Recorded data
================================

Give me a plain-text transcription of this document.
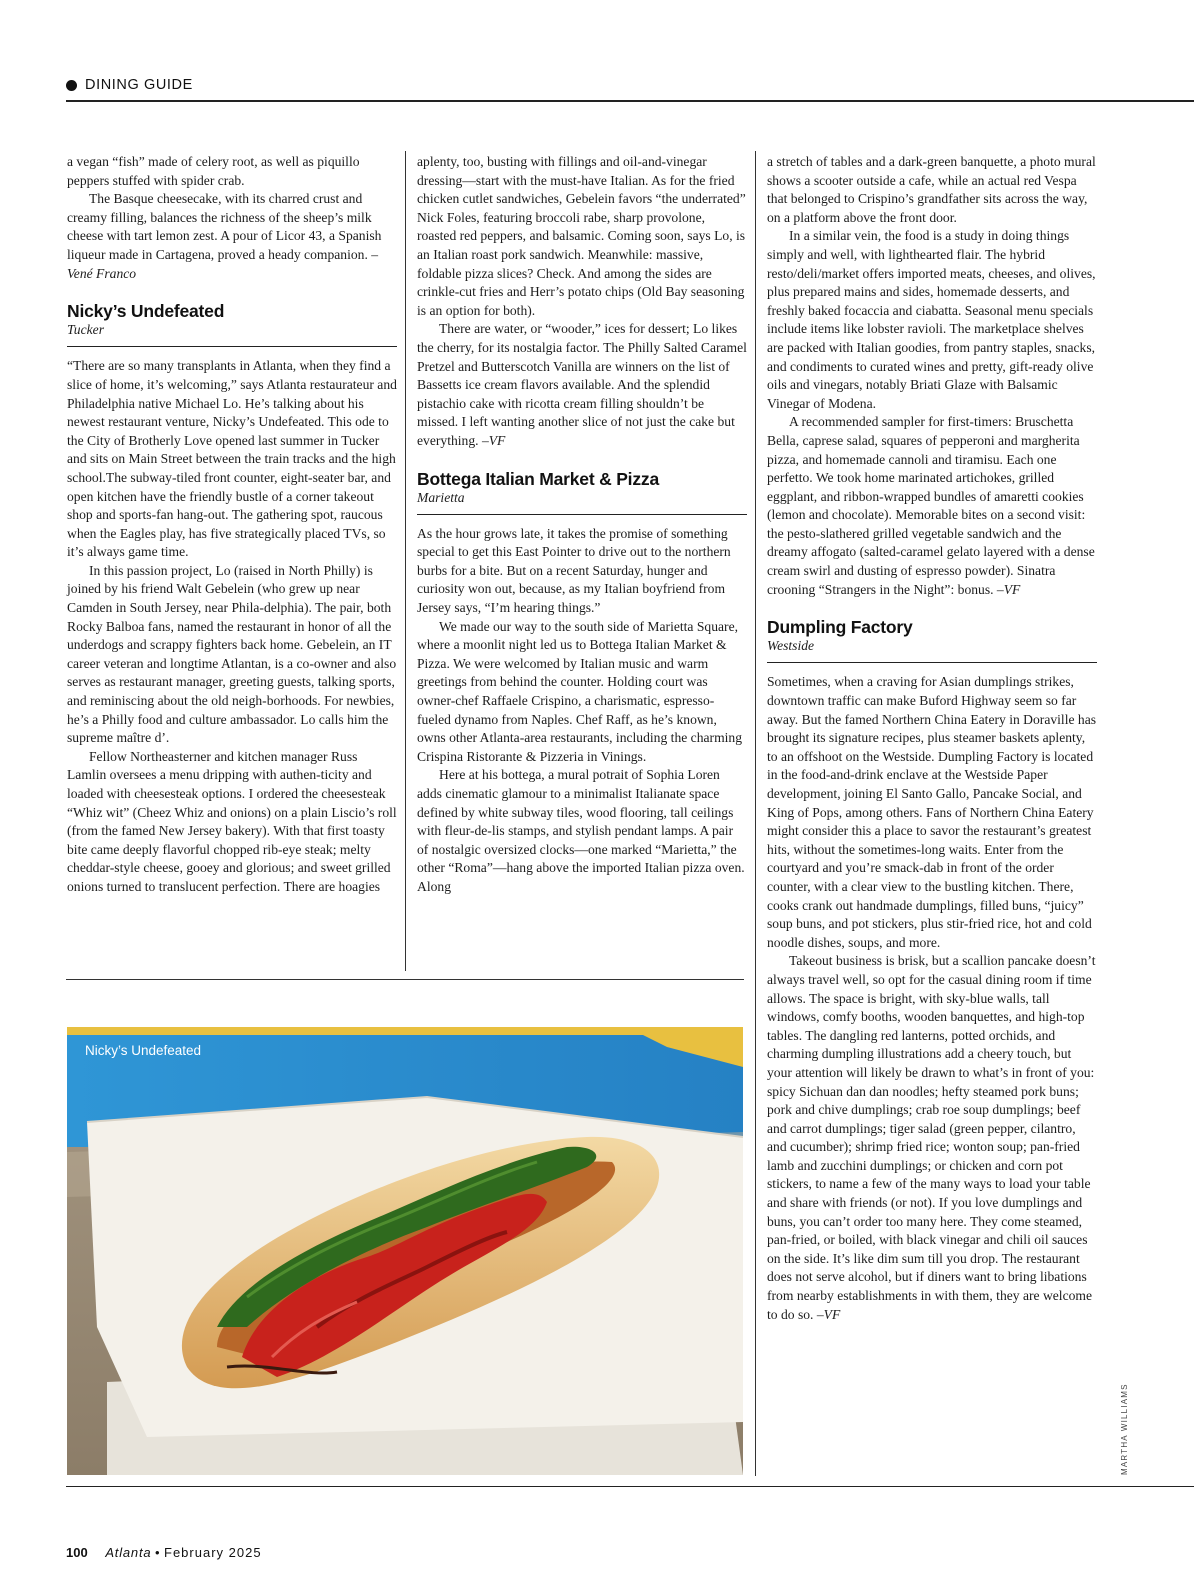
DINING GUIDE

a vegan “fish” made of celery root, as well as piquillo peppers stuffed with spider crab.

The Basque cheesecake, with its charred crust and creamy filling, balances the richness of the sheep’s milk cheese with tart lemon zest. A pour of Licor 43, a Spanish liqueur made in Cartagena, proved a heady companion. –Vené Franco

Nicky’s Undefeated
Tucker

“There are so many transplants in Atlanta, when they find a slice of home, it’s welcoming,” says Atlanta restaurateur and Philadelphia native Michael Lo. He’s talking about his newest restaurant venture, Nicky’s Undefeated. This ode to the City of Brotherly Love opened last summer in Tucker and sits on Main Street between the train tracks and the high school.The subway-tiled front counter, eight-seater bar, and open kitchen have the friendly bustle of a corner takeout shop and sports-fan hang-out. The gathering spot, raucous when the Eagles play, has five strategically placed TVs, so it’s always game time.

In this passion project, Lo (raised in North Philly) is joined by his friend Walt Gebelein (who grew up near Camden in South Jersey, near Phila-delphia). The pair, both Rocky Balboa fans, named the restaurant in honor of all the underdogs and scrappy fighters back home. Gebelein, an IT career veteran and longtime Atlantan, is a co-owner and also serves as restaurant manager, greeting guests, talking sports, and reminiscing about the old neigh-borhoods. For newbies, he’s a Philly food and culture ambassador. Lo calls him the supreme maître d’.

Fellow Northeasterner and kitchen manager Russ Lamlin oversees a menu dripping with authen-ticity and loaded with cheesesteak options. I ordered the cheesesteak “Whiz wit” (Cheez Whiz and onions) on a plain Liscio’s roll (from the famed New Jersey bakery). With that first toasty bite came deeply flavorful chopped rib-eye steak; melty cheddar-style cheese, gooey and glorious; and sweet grilled onions turned to translucent perfection. There are hoagies

aplenty, too, busting with fillings and oil-and-vinegar dressing—start with the must-have Italian. As for the fried chicken cutlet sandwiches, Gebelein favors “the underrated” Nick Foles, featuring broccoli rabe, sharp provolone, roasted red peppers, and balsamic. Coming soon, says Lo, is an Italian roast pork sandwich. Meanwhile: massive, foldable pizza slices? Check. And among the sides are crinkle-cut fries and Herr’s potato chips (Old Bay seasoning is an option for both).

There are water, or “wooder,” ices for dessert; Lo likes the cherry, for its nostalgia factor. The Philly Salted Caramel Pretzel and Butterscotch Vanilla are winners on the list of Bassetts ice cream flavors available. And the splendid pistachio cake with ricotta cream filling shouldn’t be missed. I left wanting another slice of not just the cake but everything. –VF

Bottega Italian Market & Pizza
Marietta

As the hour grows late, it takes the promise of something special to get this East Pointer to drive out to the northern burbs for a bite. But on a recent Saturday, hunger and curiosity won out, because, as my Italian boyfriend from Jersey says, “I’m hearing things.”

We made our way to the south side of Marietta Square, where a moonlit night led us to Bottega Italian Market & Pizza. We were welcomed by Italian music and warm greetings from behind the counter. Holding court was owner-chef Raffaele Crispino, a charismatic, espresso-fueled dynamo from Naples. Chef Raff, as he’s known, owns other Atlanta-area restaurants, including the charming Crispina Ristorante & Pizzeria in Vinings.

Here at his bottega, a mural potrait of Sophia Loren adds cinematic glamour to a minimalist Italianate space defined by white subway tiles, wood flooring, tall ceilings with fleur-de-lis stamps, and stylish pendant lamps. A pair of nostalgic oversized clocks—one marked “Marietta,” the other “Roma”—hang above the imported Italian pizza oven. Along

a stretch of tables and a dark-green banquette, a photo mural shows a scooter outside a cafe, while an actual red Vespa that belonged to Crispino’s grandfather sits across the way, on a platform above the front door.

In a similar vein, the food is a study in doing things simply and well, with lighthearted flair. The hybrid resto/deli/market offers imported meats, cheeses, and olives, plus prepared mains and sides, homemade desserts, and freshly baked focaccia and ciabatta. Seasonal menu specials include items like lobster ravioli. The marketplace shelves are packed with Italian goodies, from pantry staples, snacks, and condiments to curated wines and pretty, gift-ready olive oils and vinegars, notably Briati Glaze with Balsamic Vinegar of Modena.

A recommended sampler for first-timers: Bruschetta Bella, caprese salad, squares of pepperoni and margherita pizza, and homemade cannoli and tiramisu. Each one perfetto. We took home marinated artichokes, grilled eggplant, and ribbon-wrapped bundles of amaretti cookies (lemon and chocolate). Memorable bites on a second visit: the pesto-slathered grilled vegetable sandwich and the dreamy affogato (salted-caramel gelato layered with a dense cream swirl and dusting of espresso powder). Sinatra crooning “Strangers in the Night”: bonus. –VF

Dumpling Factory
Westside

Sometimes, when a craving for Asian dumplings strikes, downtown traffic can make Buford Highway seem so far away. But the famed Northern China Eatery in Doraville has brought its signature recipes, plus steamer baskets aplenty, to an offshoot on the Westside. Dumpling Factory is located in the food-and-drink enclave at the Westside Paper development, joining El Santo Gallo, Pancake Social, and King of Pops, among others. Fans of Northern China Eatery might consider this a place to savor the restaurant’s greatest hits, without the sometimes-long waits. Enter from the courtyard and you’re smack-dab in front of the order counter, with a clear view to the bustling kitchen. There, cooks crank out handmade dumplings, filled buns, “juicy” soup buns, and pot stickers, plus stir-fried rice, hot and cold noodle dishes, soups, and more.

Takeout business is brisk, but a scallion pancake doesn’t always travel well, so opt for the casual dining room if time allows. The space is bright, with sky-blue walls, tall windows, comfy booths, wooden banquettes, and high-top tables. The dangling red lanterns, potted orchids, and charming dumpling illustrations add a cheery touch, but your attention will likely be drawn to what’s in front of you: spicy Sichuan dan dan noodles; hefty steamed pork buns; pork and chive dumplings; crab roe soup dumplings; beef and carrot dumplings; tiger salad (green pepper, cilantro, and cucumber); shrimp fried rice; wonton soup; pan-fried lamb and zucchini dumplings; or chicken and corn pot stickers, to name a few of the many ways to load your table and share with friends (or not). If you love dumplings and buns, you can’t order too many here. They come steamed, pan-fried, or boiled, with black vinegar and chili oil sauces on the side. It’s like dim sum till you drop. The restaurant does not serve alcohol, but if diners want to bring libations from nearby establishments in with them, they are welcome to do so. –VF

Nicky’s Undefeated
MARTHA WILLIAMS
100 Atlanta • February 2025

================================

#### [Task directions]
Reproduce every entry word for word, but skip any pictures.

#### [In response]
Give me a plain-text transcription of this document.
DINING GUIDE

a vegan “fish” made of celery root, as well as piquillo peppers stuffed with spider crab.

The Basque cheesecake, with its charred crust and creamy filling, balances the richness of the sheep’s milk cheese with tart lemon zest. A pour of Licor 43, a Spanish liqueur made in Cartagena, proved a heady companion. –Vené Franco

Nicky’s Undefeated
Tucker

“There are so many transplants in Atlanta, when they find a slice of home, it’s welcoming,” says Atlanta restaurateur and Philadelphia native Michael Lo. He’s talking about his newest restaurant venture, Nicky’s Undefeated. This ode to the City of Brotherly Love opened last summer in Tucker and sits on Main Street between the train tracks and the high school.The subway-tiled front counter, eight-seater bar, and open kitchen have the friendly bustle of a corner takeout shop and sports-fan hang-out. The gathering spot, raucous when the Eagles play, has five strategically placed TVs, so it’s always game time.

In this passion project, Lo (raised in North Philly) is joined by his friend Walt Gebelein (who grew up near Camden in South Jersey, near Phila-delphia). The pair, both Rocky Balboa fans, named the restaurant in honor of all the underdogs and scrappy fighters back home. Gebelein, an IT career veteran and longtime Atlantan, is a co-owner and also serves as restaurant manager, greeting guests, talking sports, and reminiscing about the old neigh-borhoods. For newbies, he’s a Philly food and culture ambassador. Lo calls him the supreme maître d’.

Fellow Northeasterner and kitchen manager Russ Lamlin oversees a menu dripping with authen-ticity and loaded with cheesesteak options. I ordered the cheesesteak “Whiz wit” (Cheez Whiz and onions) on a plain Liscio’s roll (from the famed New Jersey bakery). With that first toasty bite came deeply flavorful chopped rib-eye steak; melty cheddar-style cheese, gooey and glorious; and sweet grilled onions turned to translucent perfection. There are hoagies

aplenty, too, busting with fillings and oil-and-vinegar dressing—start with the must-have Italian. As for the fried chicken cutlet sandwiches, Gebelein favors “the underrated” Nick Foles, featuring broccoli rabe, sharp provolone, roasted red peppers, and balsamic. Coming soon, says Lo, is an Italian roast pork sandwich. Meanwhile: massive, foldable pizza slices? Check. And among the sides are crinkle-cut fries and Herr’s potato chips (Old Bay seasoning is an option for both).

There are water, or “wooder,” ices for dessert; Lo likes the cherry, for its nostalgia factor. The Philly Salted Caramel Pretzel and Butterscotch Vanilla are winners on the list of Bassetts ice cream flavors available. And the splendid pistachio cake with ricotta cream filling shouldn’t be missed. I left wanting another slice of not just the cake but everything. –VF

Bottega Italian Market & Pizza
Marietta

As the hour grows late, it takes the promise of something special to get this East Pointer to drive out to the northern burbs for a bite. But on a recent Saturday, hunger and curiosity won out, because, as my Italian boyfriend from Jersey says, “I’m hearing things.”

We made our way to the south side of Marietta Square, where a moonlit night led us to Bottega Italian Market & Pizza. We were welcomed by Italian music and warm greetings from behind the counter. Holding court was owner-chef Raffaele Crispino, a charismatic, espresso-fueled dynamo from Naples. Chef Raff, as he’s known, owns other Atlanta-area restaurants, including the charming Crispina Ristorante & Pizzeria in Vinings.

Here at his bottega, a mural potrait of Sophia Loren adds cinematic glamour to a minimalist Italianate space defined by white subway tiles, wood flooring, tall ceilings with fleur-de-lis stamps, and stylish pendant lamps. A pair of nostalgic oversized clocks—one marked “Marietta,” the other “Roma”—hang above the imported Italian pizza oven. Along

a stretch of tables and a dark-green banquette, a photo mural shows a scooter outside a cafe, while an actual red Vespa that belonged to Crispino’s grandfather sits across the way, on a platform above the front door.

In a similar vein, the food is a study in doing things simply and well, with lighthearted flair. The hybrid resto/deli/market offers imported meats, cheeses, and olives, plus prepared mains and sides, homemade desserts, and freshly baked focaccia and ciabatta. Seasonal menu specials include items like lobster ravioli. The marketplace shelves are packed with Italian goodies, from pantry staples, snacks, and condiments to curated wines and pretty, gift-ready olive oils and vinegars, notably Briati Glaze with Balsamic Vinegar of Modena.

A recommended sampler for first-timers: Bruschetta Bella, caprese salad, squares of pepperoni and margherita pizza, and homemade cannoli and tiramisu. Each one perfetto. We took home marinated artichokes, grilled eggplant, and ribbon-wrapped bundles of amaretti cookies (lemon and chocolate). Memorable bites on a second visit: the pesto-slathered grilled vegetable sandwich and the dreamy affogato (salted-caramel gelato layered with a dense cream swirl and dusting of espresso powder). Sinatra crooning “Strangers in the Night”: bonus. –VF

Dumpling Factory
Westside

Sometimes, when a craving for Asian dumplings strikes, downtown traffic can make Buford Highway seem so far away. But the famed Northern China Eatery in Doraville has brought its signature recipes, plus steamer baskets aplenty, to an offshoot on the Westside. Dumpling Factory is located in the food-and-drink enclave at the Westside Paper development, joining El Santo Gallo, Pancake Social, and King of Pops, among others. Fans of Northern China Eatery might consider this a place to savor the restaurant’s greatest hits, without the sometimes-long waits. Enter from the courtyard and you’re smack-dab in front of the order counter, with a clear view to the bustling kitchen. There, cooks crank out handmade dumplings, filled buns, “juicy” soup buns, and pot stickers, plus stir-fried rice, hot and cold noodle dishes, soups, and more.

Takeout business is brisk, but a scallion pancake doesn’t always travel well, so opt for the casual dining room if time allows. The space is bright, with sky-blue walls, tall windows, comfy booths, wooden banquettes, and high-top tables. The dangling red lanterns, potted orchids, and charming dumpling illustrations add a cheery touch, but your attention will likely be drawn to what’s in front of you: spicy Sichuan dan dan noodles; hefty steamed pork buns; pork and chive dumplings; crab roe soup dumplings; beef and carrot dumplings; tiger salad (green pepper, cilantro, and cucumber); shrimp fried rice; wonton soup; pan-fried lamb and zucchini dumplings; or chicken and corn pot stickers, to name a few of the many ways to load your table and share with friends (or not). If you love dumplings and buns, you can’t order too many here. They come steamed, pan-fried, or boiled, with black vinegar and chili oil sauces on the side. It’s like dim sum till you drop. The restaurant does not serve alcohol, but if diners want to bring libations from nearby establishments in with them, they are welcome to do so. –VF

Nicky’s Undefeated
MARTHA WILLIAMS
100 Atlanta • February 2025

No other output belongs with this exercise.